■ Stored entries

---*---

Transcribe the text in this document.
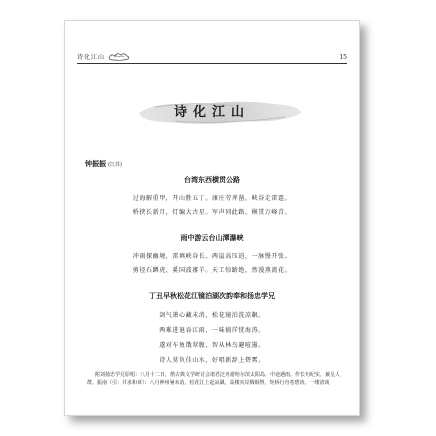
诗化江山	15
诗化江山
钟振振 (江苏)
台湾东西横贯公路
过海解重甲，开山胜五丁。康庄劳斧凿，峡谷走雷霆。
桥挟长新月，灯编大古星。军声同此路，横贯万峰青。
雨中游云台山潭瀑峡
冲雨探幽境，雷填峡谷长。两崖高压迫，一脉慢开张。
剪径石蹲虎，奚国波審羊。天工惊路绝，然漫燕流花。
丁丑早秋松花江镜泊湖次韵奉和扬忠学兄
剑气箫心藏未消，松花镜泊洗凉飙。
两难进退吞江雨，一味徜徉恍海涛。
遂对车鱼饿翠腹，智从林鸟避喧嚣。
诗人莫负佳山水，好唱新辞上碧霄。
附刘扬忠学兄原唱：八月十二日，偕古典文学研讨会诸君泛舟游哈尔滨太阳岛，中途遇雨。作长句纪实，兼呈人群。振南（引：并求和章）：八月神州暑未消，松花江上起凉飙。高楼夹岸腾铜脊，矩桥行舟卷碧涛。一缕清谈
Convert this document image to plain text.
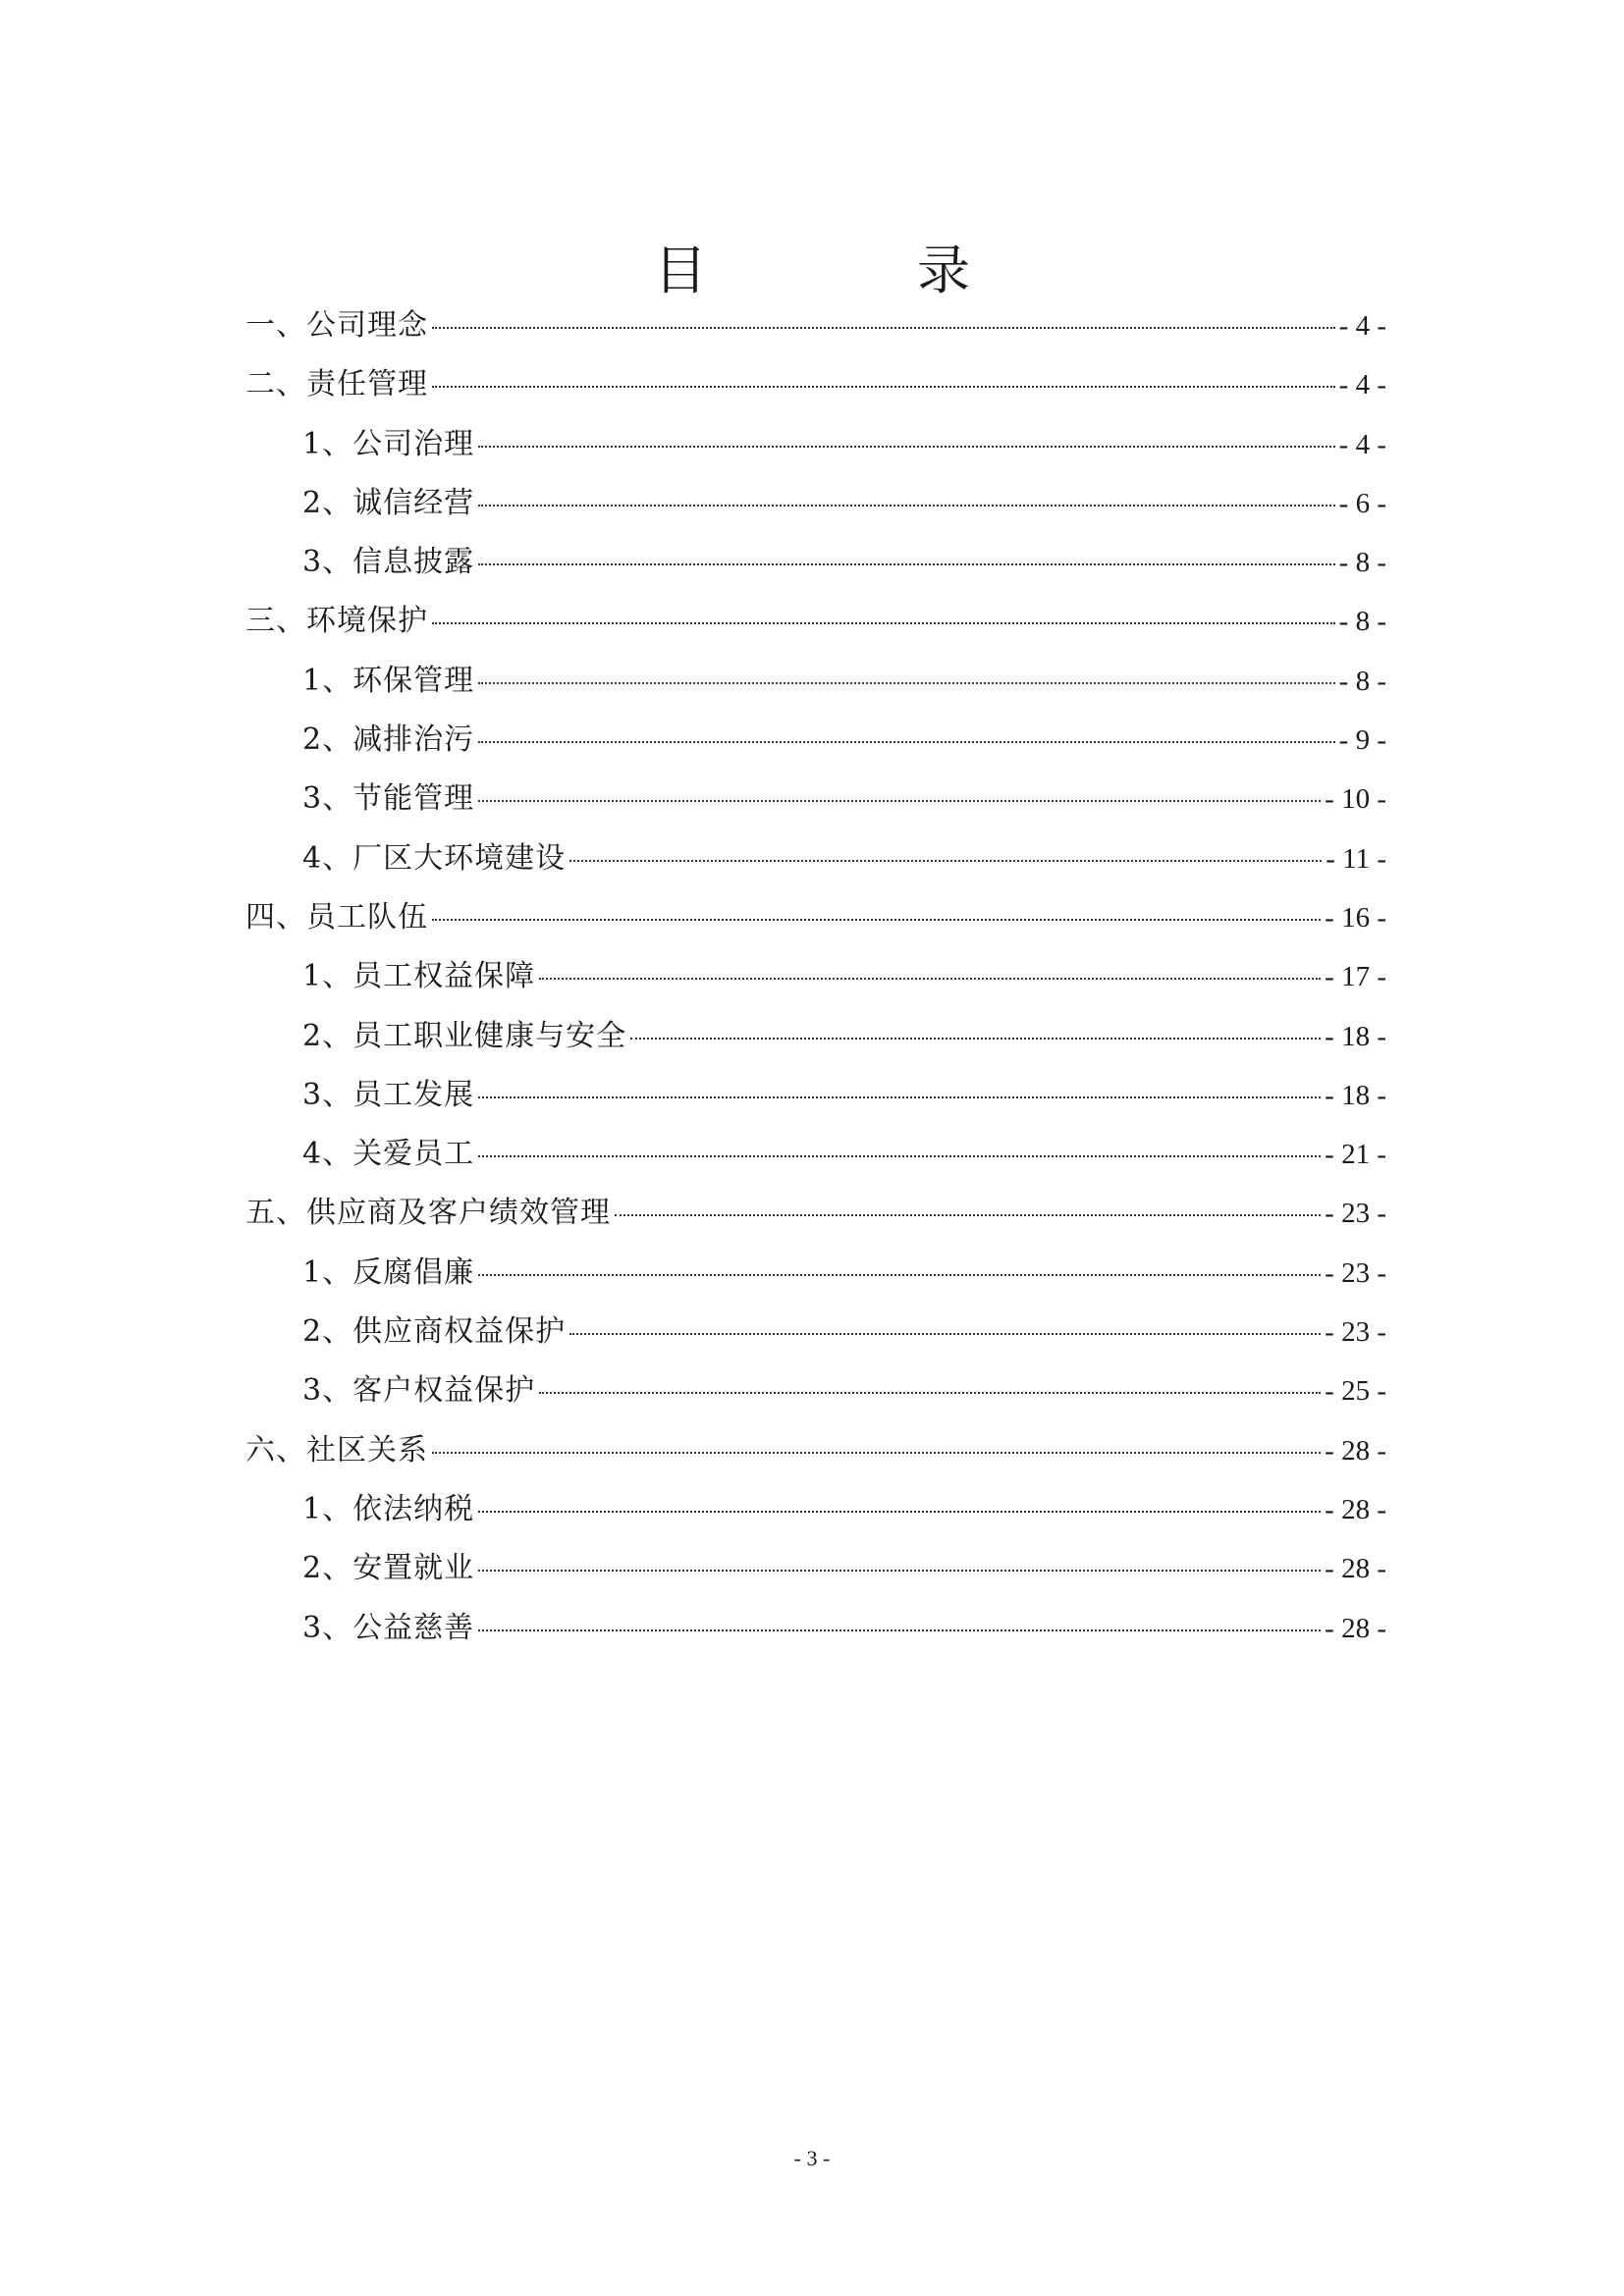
目　录
一、公司理念	- 4 -
二、责任管理	- 4 -
1、公司治理	- 4 -
2、诚信经营	- 6 -
3、信息披露	- 8 -
三、环境保护	- 8 -
1、环保管理	- 8 -
2、减排治污	- 9 -
3、节能管理	- 10 -
4、厂区大环境建设	- 11 -
四、员工队伍	- 16 -
1、员工权益保障	- 17 -
2、员工职业健康与安全	- 18 -
3、员工发展	- 18 -
4、关爱员工	- 21 -
五、供应商及客户绩效管理	- 23 -
1、反腐倡廉	- 23 -
2、供应商权益保护	- 23 -
3、客户权益保护	- 25 -
六、社区关系	- 28 -
1、依法纳税	- 28 -
2、安置就业	- 28 -
3、公益慈善	- 28 -
- 3 -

---*---

■ Exercise aim
All of the records above must be copied exactly, except for the pictures.

■ Output for this exercise
Transcribe the text in this document.
诗化江山	15
诗化江山
钟振振 (江苏)
台湾东西横贯公路
过海解重甲，开山胜五丁。康庄劳斧凿，峡谷走雷霆。
桥挟长新月，灯编大古星。军声同此路，横贯万峰青。
雨中游云台山潭瀑峡
冲雨探幽境，雷填峡谷长。两崖高压迫，一脉慢开张。
剪径石蹲虎，奚国波審羊。天工惊路绝，然漫燕流花。
丁丑早秋松花江镜泊湖次韵奉和扬忠学兄
剑气箫心藏未消，松花镜泊洗凉飙。
两难进退吞江雨，一味徜徉恍海涛。
遂对车鱼饿翠腹，智从林鸟避喧嚣。
诗人莫负佳山水，好唱新辞上碧霄。
附刘扬忠学兄原唱：八月十二日，偕古典文学研讨会诸君泛舟游哈尔滨太阳岛，中途遇雨。作长句纪实，兼呈人群。振南（引：并求和章）：八月神州暑未消，松花江上起凉飙。高楼夹岸腾铜脊，矩桥行舟卷碧涛。一缕清谈
Convert this document image to plain text.
目　录
一、公司理念	- 4 -
二、责任管理	- 4 -
1、公司治理	- 4 -
2、诚信经营	- 6 -
3、信息披露	- 8 -
三、环境保护	- 8 -
1、环保管理	- 8 -
2、减排治污	- 9 -
3、节能管理	- 10 -
4、厂区大环境建设	- 11 -
四、员工队伍	- 16 -
1、员工权益保障	- 17 -
2、员工职业健康与安全	- 18 -
3、员工发展	- 18 -
4、关爱员工	- 21 -
五、供应商及客户绩效管理	- 23 -
1、反腐倡廉	- 23 -
2、供应商权益保护	- 23 -
3、客户权益保护	- 25 -
六、社区关系	- 28 -
1、依法纳税	- 28 -
2、安置就业	- 28 -
3、公益慈善	- 28 -
- 3 -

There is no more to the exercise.